» Task goal: Make an exact transcription of the material, leaving out all images.

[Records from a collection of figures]
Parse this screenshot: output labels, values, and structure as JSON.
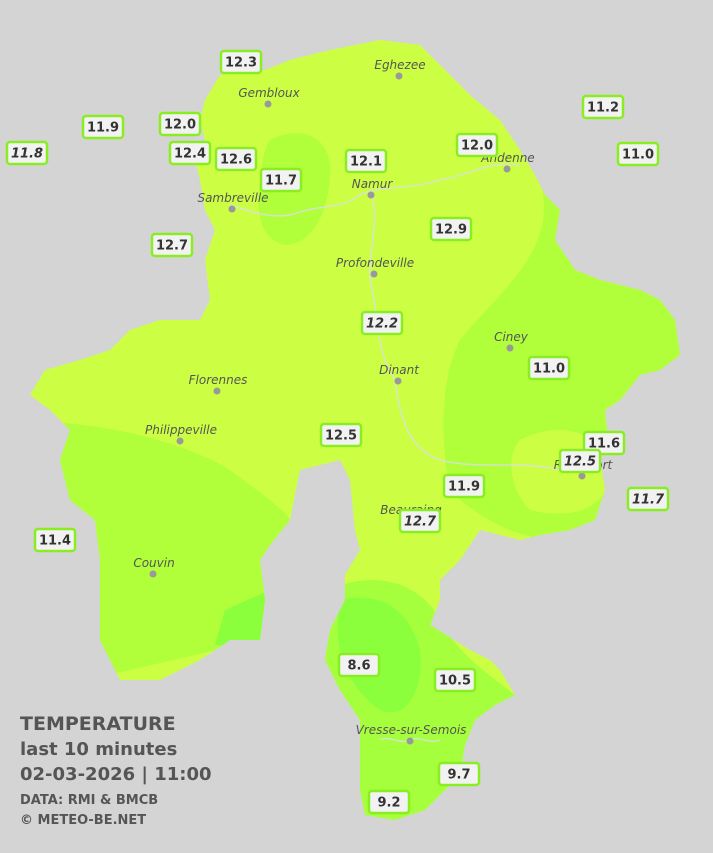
{
  "title": "TEMPERATURE",
  "subtitle": "last 10 minutes",
  "datetime": "02-03-2026  |  11:00",
  "source": "DATA: RMI & BMCB",
  "credit": "© METEO-BE.NET",
  "towns": [
    {
      "name": "Eghezee"
    },
    {
      "name": "Gembloux"
    },
    {
      "name": "Andenne"
    },
    {
      "name": "Namur"
    },
    {
      "name": "Sambreville"
    },
    {
      "name": "Profondeville"
    },
    {
      "name": "Ciney"
    },
    {
      "name": "Dinant"
    },
    {
      "name": "Florennes"
    },
    {
      "name": "Philippeville"
    },
    {
      "name": "Rochefort"
    },
    {
      "name": "Beauraing"
    },
    {
      "name": "Couvin"
    },
    {
      "name": "Vresse-sur-Semois"
    }
  ],
  "stations": [
    {
      "label": "12.3",
      "italic": false
    },
    {
      "label": "11.9",
      "italic": false
    },
    {
      "label": "11.8",
      "italic": true
    },
    {
      "label": "12.0",
      "italic": false
    },
    {
      "label": "12.4",
      "italic": false
    },
    {
      "label": "12.6",
      "italic": false
    },
    {
      "label": "11.7",
      "italic": false
    },
    {
      "label": "12.1",
      "italic": false
    },
    {
      "label": "12.0",
      "italic": false
    },
    {
      "label": "11.2",
      "italic": false
    },
    {
      "label": "11.0",
      "italic": false
    },
    {
      "label": "12.7",
      "italic": false
    },
    {
      "label": "12.9",
      "italic": false
    },
    {
      "label": "12.2",
      "italic": true
    },
    {
      "label": "11.0",
      "italic": false
    },
    {
      "label": "12.5",
      "italic": false
    },
    {
      "label": "11.6",
      "italic": false
    },
    {
      "label": "12.5",
      "italic": true
    },
    {
      "label": "11.9",
      "italic": false
    },
    {
      "label": "11.7",
      "italic": true
    },
    {
      "label": "12.7",
      "italic": true
    },
    {
      "label": "11.4",
      "italic": false
    },
    {
      "label": "8.6",
      "italic": false
    },
    {
      "label": "10.5",
      "italic": false
    },
    {
      "label": "9.7",
      "italic": false
    },
    {
      "label": "9.2",
      "italic": false
    }
  ]
}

» Written answer:
Parse this screenshot: output labels, values, and structure as JSON.
{
  "title": "TEMPERATURE",
  "subtitle": "last 10 minutes",
  "datetime": "02-03-2026  |  11:00",
  "source": "DATA: RMI & BMCB",
  "credit": "© METEO-BE.NET",
  "towns": [
    {
      "name": "Eghezee"
    },
    {
      "name": "Gembloux"
    },
    {
      "name": "Andenne"
    },
    {
      "name": "Namur"
    },
    {
      "name": "Sambreville"
    },
    {
      "name": "Profondeville"
    },
    {
      "name": "Ciney"
    },
    {
      "name": "Dinant"
    },
    {
      "name": "Florennes"
    },
    {
      "name": "Philippeville"
    },
    {
      "name": "Rochefort"
    },
    {
      "name": "Beauraing"
    },
    {
      "name": "Couvin"
    },
    {
      "name": "Vresse-sur-Semois"
    }
  ],
  "stations": [
    {
      "label": "12.3",
      "italic": false
    },
    {
      "label": "11.9",
      "italic": false
    },
    {
      "label": "11.8",
      "italic": true
    },
    {
      "label": "12.0",
      "italic": false
    },
    {
      "label": "12.4",
      "italic": false
    },
    {
      "label": "12.6",
      "italic": false
    },
    {
      "label": "11.7",
      "italic": false
    },
    {
      "label": "12.1",
      "italic": false
    },
    {
      "label": "12.0",
      "italic": false
    },
    {
      "label": "11.2",
      "italic": false
    },
    {
      "label": "11.0",
      "italic": false
    },
    {
      "label": "12.7",
      "italic": false
    },
    {
      "label": "12.9",
      "italic": false
    },
    {
      "label": "12.2",
      "italic": true
    },
    {
      "label": "11.0",
      "italic": false
    },
    {
      "label": "12.5",
      "italic": false
    },
    {
      "label": "11.6",
      "italic": false
    },
    {
      "label": "12.5",
      "italic": true
    },
    {
      "label": "11.9",
      "italic": false
    },
    {
      "label": "11.7",
      "italic": true
    },
    {
      "label": "12.7",
      "italic": true
    },
    {
      "label": "11.4",
      "italic": false
    },
    {
      "label": "8.6",
      "italic": false
    },
    {
      "label": "10.5",
      "italic": false
    },
    {
      "label": "9.7",
      "italic": false
    },
    {
      "label": "9.2",
      "italic": false
    }
  ]
}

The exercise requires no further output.